— Exercise brief —
Could you print all the entries below exactly as they appear, omitting the pictures?

(Entries taken from a collection)
■ ■ ■ ■ ■ ■ ■

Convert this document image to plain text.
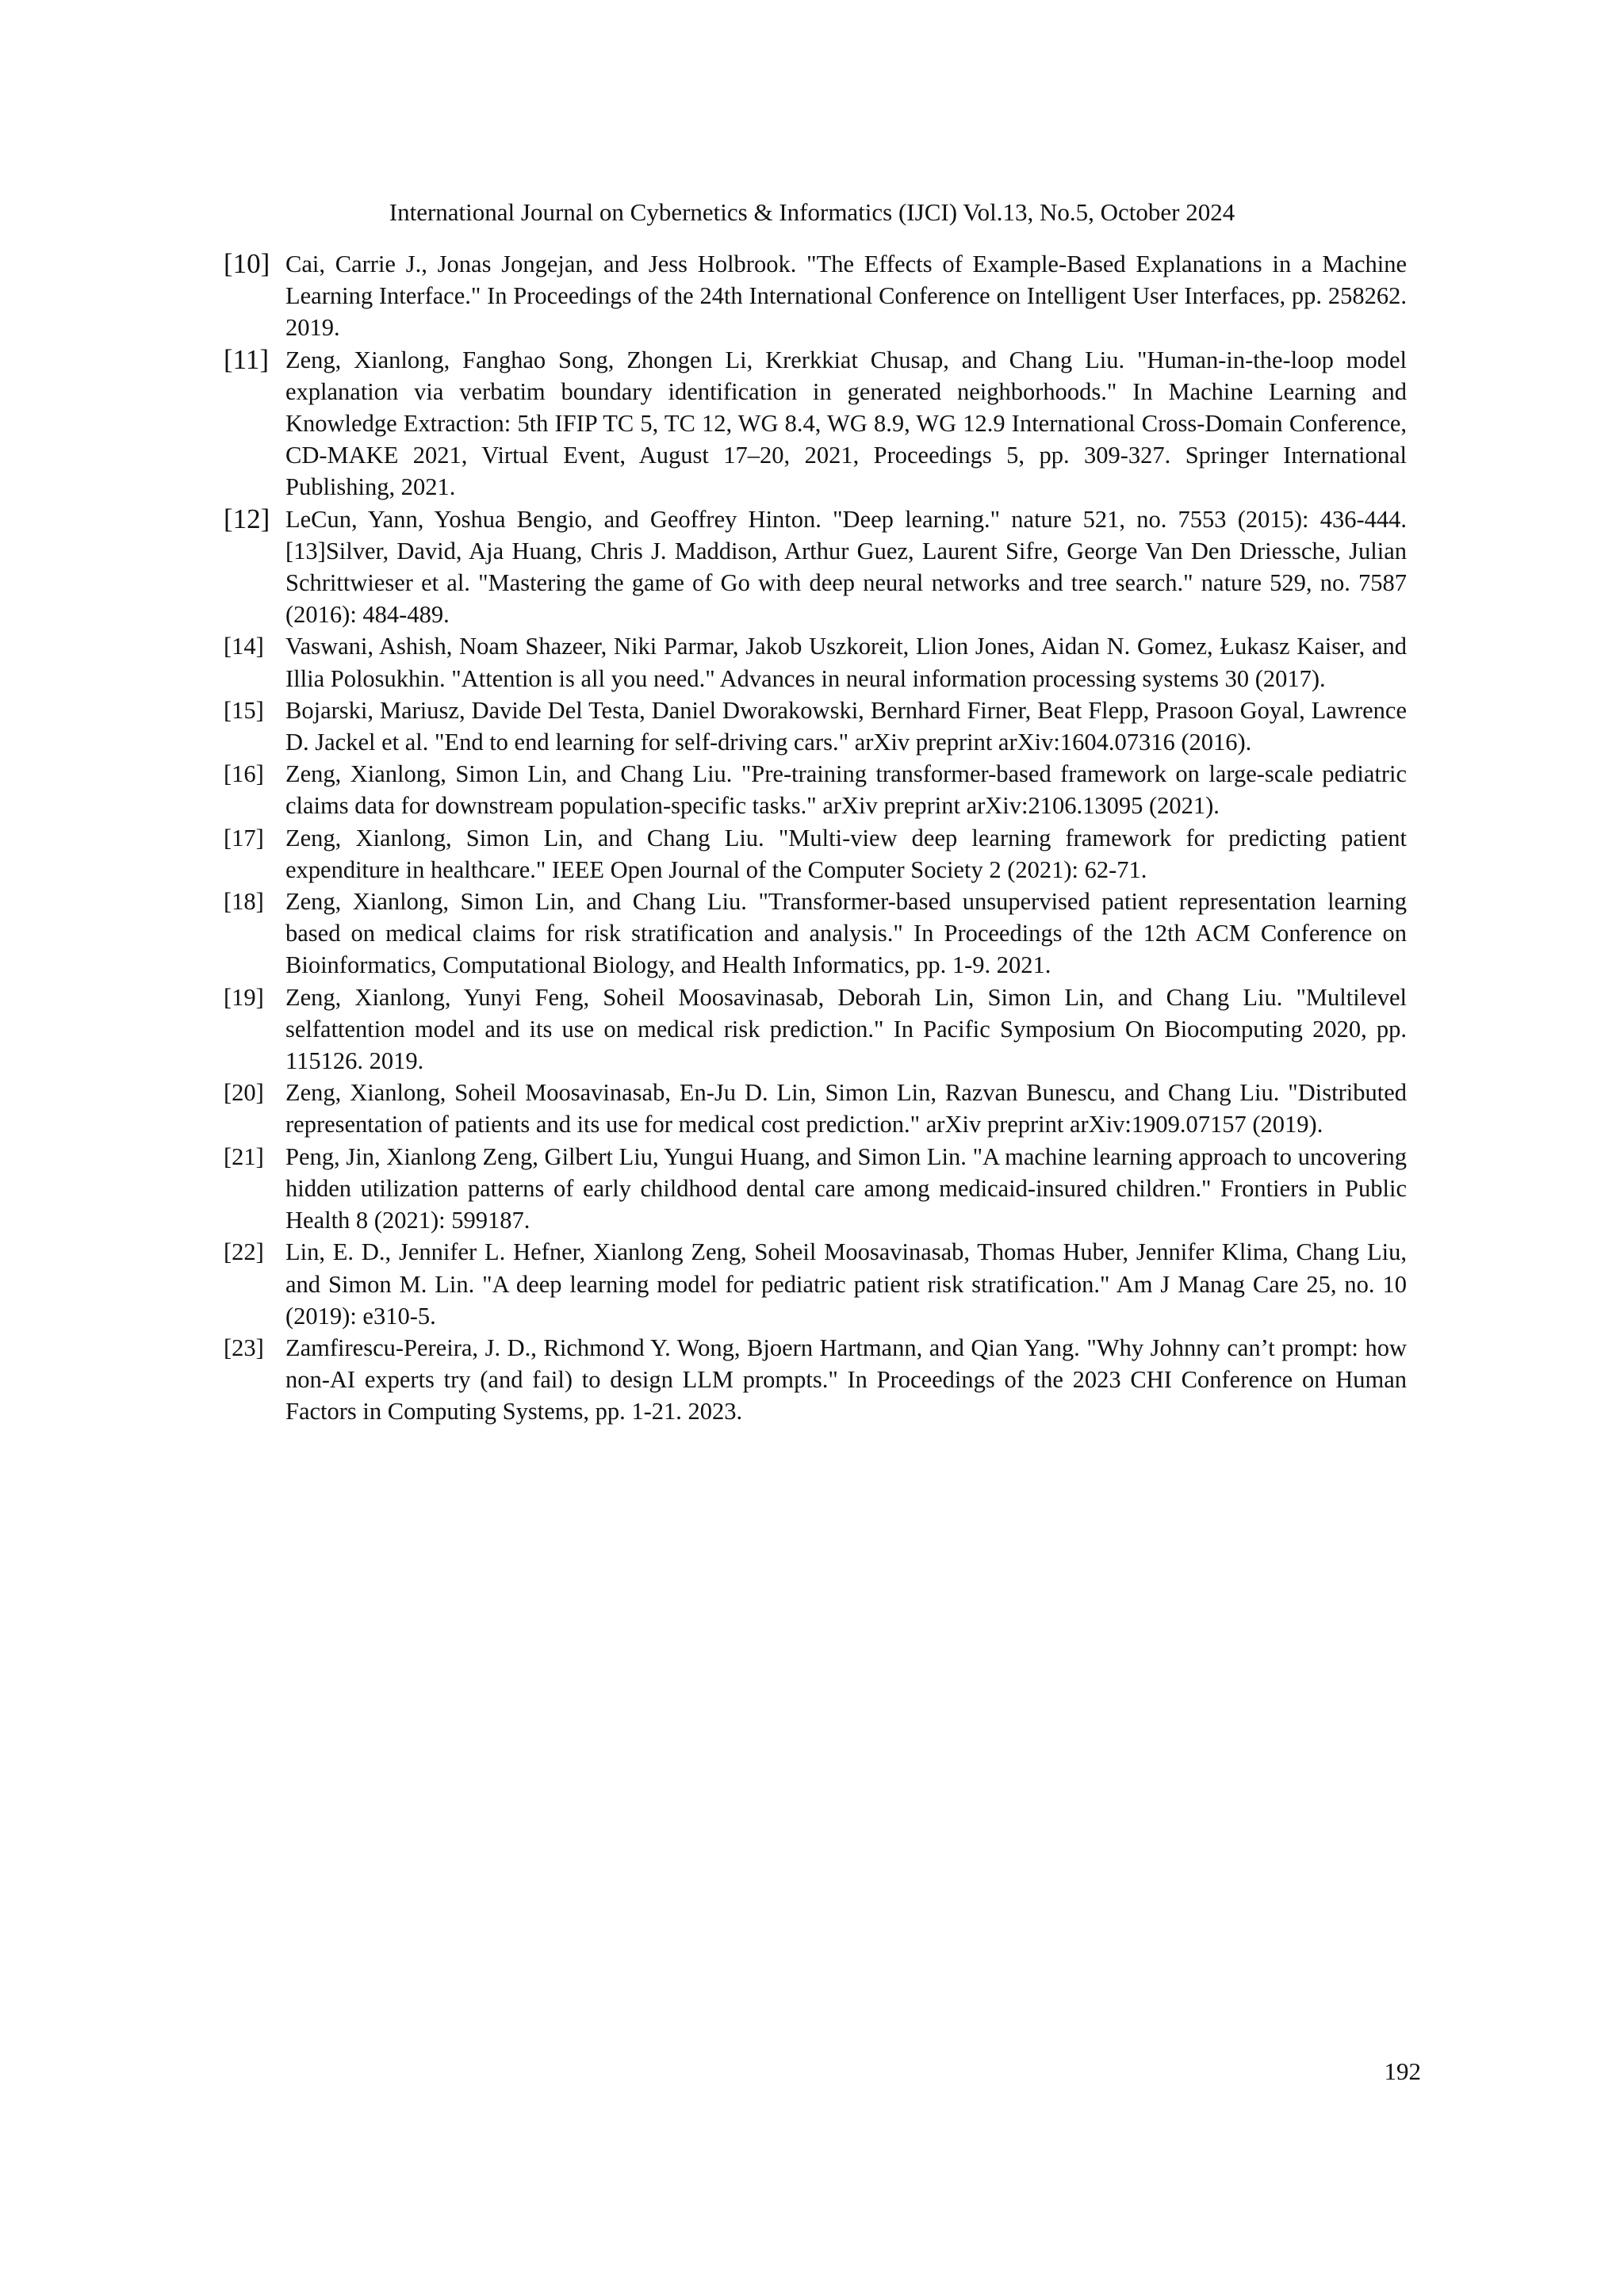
International Journal on Cybernetics & Informatics (IJCI) Vol.13, No.5, October 2024
[10] Cai, Carrie J., Jonas Jongejan, and Jess Holbrook. "The Effects of Example-Based Explanations in a Machine Learning Interface." In Proceedings of the 24th International Conference on Intelligent User Interfaces, pp. 258262. 2019.
[11] Zeng, Xianlong, Fanghao Song, Zhongen Li, Krerkkiat Chusap, and Chang Liu. "Human-in-the-loop model explanation via verbatim boundary identification in generated neighborhoods." In Machine Learning and Knowledge Extraction: 5th IFIP TC 5, TC 12, WG 8.4, WG 8.9, WG 12.9 International Cross-Domain Conference, CD-MAKE 2021, Virtual Event, August 17–20, 2021, Proceedings 5, pp. 309-327. Springer International Publishing, 2021.
[12] LeCun, Yann, Yoshua Bengio, and Geoffrey Hinton. "Deep learning." nature 521, no. 7553 (2015): 436-444. [13]Silver, David, Aja Huang, Chris J. Maddison, Arthur Guez, Laurent Sifre, George Van Den Driessche, Julian Schrittwieser et al. "Mastering the game of Go with deep neural networks and tree search." nature 529, no. 7587 (2016): 484-489.
[14] Vaswani, Ashish, Noam Shazeer, Niki Parmar, Jakob Uszkoreit, Llion Jones, Aidan N. Gomez, Łukasz Kaiser, and Illia Polosukhin. "Attention is all you need." Advances in neural information processing systems 30 (2017).
[15] Bojarski, Mariusz, Davide Del Testa, Daniel Dworakowski, Bernhard Firner, Beat Flepp, Prasoon Goyal, Lawrence D. Jackel et al. "End to end learning for self-driving cars." arXiv preprint arXiv:1604.07316 (2016).
[16] Zeng, Xianlong, Simon Lin, and Chang Liu. "Pre-training transformer-based framework on large-scale pediatric claims data for downstream population-specific tasks." arXiv preprint arXiv:2106.13095 (2021).
[17] Zeng, Xianlong, Simon Lin, and Chang Liu. "Multi-view deep learning framework for predicting patient expenditure in healthcare." IEEE Open Journal of the Computer Society 2 (2021): 62-71.
[18] Zeng, Xianlong, Simon Lin, and Chang Liu. "Transformer-based unsupervised patient representation learning based on medical claims for risk stratification and analysis." In Proceedings of the 12th ACM Conference on Bioinformatics, Computational Biology, and Health Informatics, pp. 1-9. 2021.
[19] Zeng, Xianlong, Yunyi Feng, Soheil Moosavinasab, Deborah Lin, Simon Lin, and Chang Liu. "Multilevel selfattention model and its use on medical risk prediction." In Pacific Symposium On Biocomputing 2020, pp. 115126. 2019.
[20] Zeng, Xianlong, Soheil Moosavinasab, En-Ju D. Lin, Simon Lin, Razvan Bunescu, and Chang Liu. "Distributed representation of patients and its use for medical cost prediction." arXiv preprint arXiv:1909.07157 (2019).
[21] Peng, Jin, Xianlong Zeng, Gilbert Liu, Yungui Huang, and Simon Lin. "A machine learning approach to uncovering hidden utilization patterns of early childhood dental care among medicaid-insured children." Frontiers in Public Health 8 (2021): 599187.
[22] Lin, E. D., Jennifer L. Hefner, Xianlong Zeng, Soheil Moosavinasab, Thomas Huber, Jennifer Klima, Chang Liu, and Simon M. Lin. "A deep learning model for pediatric patient risk stratification." Am J Manag Care 25, no. 10 (2019): e310-5.
[23] Zamfirescu-Pereira, J. D., Richmond Y. Wong, Bjoern Hartmann, and Qian Yang. "Why Johnny can’t prompt: how non-AI experts try (and fail) to design LLM prompts." In Proceedings of the 2023 CHI Conference on Human Factors in Computing Systems, pp. 1-21. 2023.
192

■ ■ ■ ■ ■ ■ ■

— Written response —
Convert this document image to plain text.
International Journal on Cybernetics & Informatics (IJCI) Vol.13, No.5, October 2024
[10] Cai, Carrie J., Jonas Jongejan, and Jess Holbrook. "The Effects of Example-Based Explanations in a Machine Learning Interface." In Proceedings of the 24th International Conference on Intelligent User Interfaces, pp. 258262. 2019.
[11] Zeng, Xianlong, Fanghao Song, Zhongen Li, Krerkkiat Chusap, and Chang Liu. "Human-in-the-loop model explanation via verbatim boundary identification in generated neighborhoods." In Machine Learning and Knowledge Extraction: 5th IFIP TC 5, TC 12, WG 8.4, WG 8.9, WG 12.9 International Cross-Domain Conference, CD-MAKE 2021, Virtual Event, August 17–20, 2021, Proceedings 5, pp. 309-327. Springer International Publishing, 2021.
[12] LeCun, Yann, Yoshua Bengio, and Geoffrey Hinton. "Deep learning." nature 521, no. 7553 (2015): 436-444. [13]Silver, David, Aja Huang, Chris J. Maddison, Arthur Guez, Laurent Sifre, George Van Den Driessche, Julian Schrittwieser et al. "Mastering the game of Go with deep neural networks and tree search." nature 529, no. 7587 (2016): 484-489.
[14] Vaswani, Ashish, Noam Shazeer, Niki Parmar, Jakob Uszkoreit, Llion Jones, Aidan N. Gomez, Łukasz Kaiser, and Illia Polosukhin. "Attention is all you need." Advances in neural information processing systems 30 (2017).
[15] Bojarski, Mariusz, Davide Del Testa, Daniel Dworakowski, Bernhard Firner, Beat Flepp, Prasoon Goyal, Lawrence D. Jackel et al. "End to end learning for self-driving cars." arXiv preprint arXiv:1604.07316 (2016).
[16] Zeng, Xianlong, Simon Lin, and Chang Liu. "Pre-training transformer-based framework on large-scale pediatric claims data for downstream population-specific tasks." arXiv preprint arXiv:2106.13095 (2021).
[17] Zeng, Xianlong, Simon Lin, and Chang Liu. "Multi-view deep learning framework for predicting patient expenditure in healthcare." IEEE Open Journal of the Computer Society 2 (2021): 62-71.
[18] Zeng, Xianlong, Simon Lin, and Chang Liu. "Transformer-based unsupervised patient representation learning based on medical claims for risk stratification and analysis." In Proceedings of the 12th ACM Conference on Bioinformatics, Computational Biology, and Health Informatics, pp. 1-9. 2021.
[19] Zeng, Xianlong, Yunyi Feng, Soheil Moosavinasab, Deborah Lin, Simon Lin, and Chang Liu. "Multilevel selfattention model and its use on medical risk prediction." In Pacific Symposium On Biocomputing 2020, pp. 115126. 2019.
[20] Zeng, Xianlong, Soheil Moosavinasab, En-Ju D. Lin, Simon Lin, Razvan Bunescu, and Chang Liu. "Distributed representation of patients and its use for medical cost prediction." arXiv preprint arXiv:1909.07157 (2019).
[21] Peng, Jin, Xianlong Zeng, Gilbert Liu, Yungui Huang, and Simon Lin. "A machine learning approach to uncovering hidden utilization patterns of early childhood dental care among medicaid-insured children." Frontiers in Public Health 8 (2021): 599187.
[22] Lin, E. D., Jennifer L. Hefner, Xianlong Zeng, Soheil Moosavinasab, Thomas Huber, Jennifer Klima, Chang Liu, and Simon M. Lin. "A deep learning model for pediatric patient risk stratification." Am J Manag Care 25, no. 10 (2019): e310-5.
[23] Zamfirescu-Pereira, J. D., Richmond Y. Wong, Bjoern Hartmann, and Qian Yang. "Why Johnny can’t prompt: how non-AI experts try (and fail) to design LLM prompts." In Proceedings of the 2023 CHI Conference on Human Factors in Computing Systems, pp. 1-21. 2023.
192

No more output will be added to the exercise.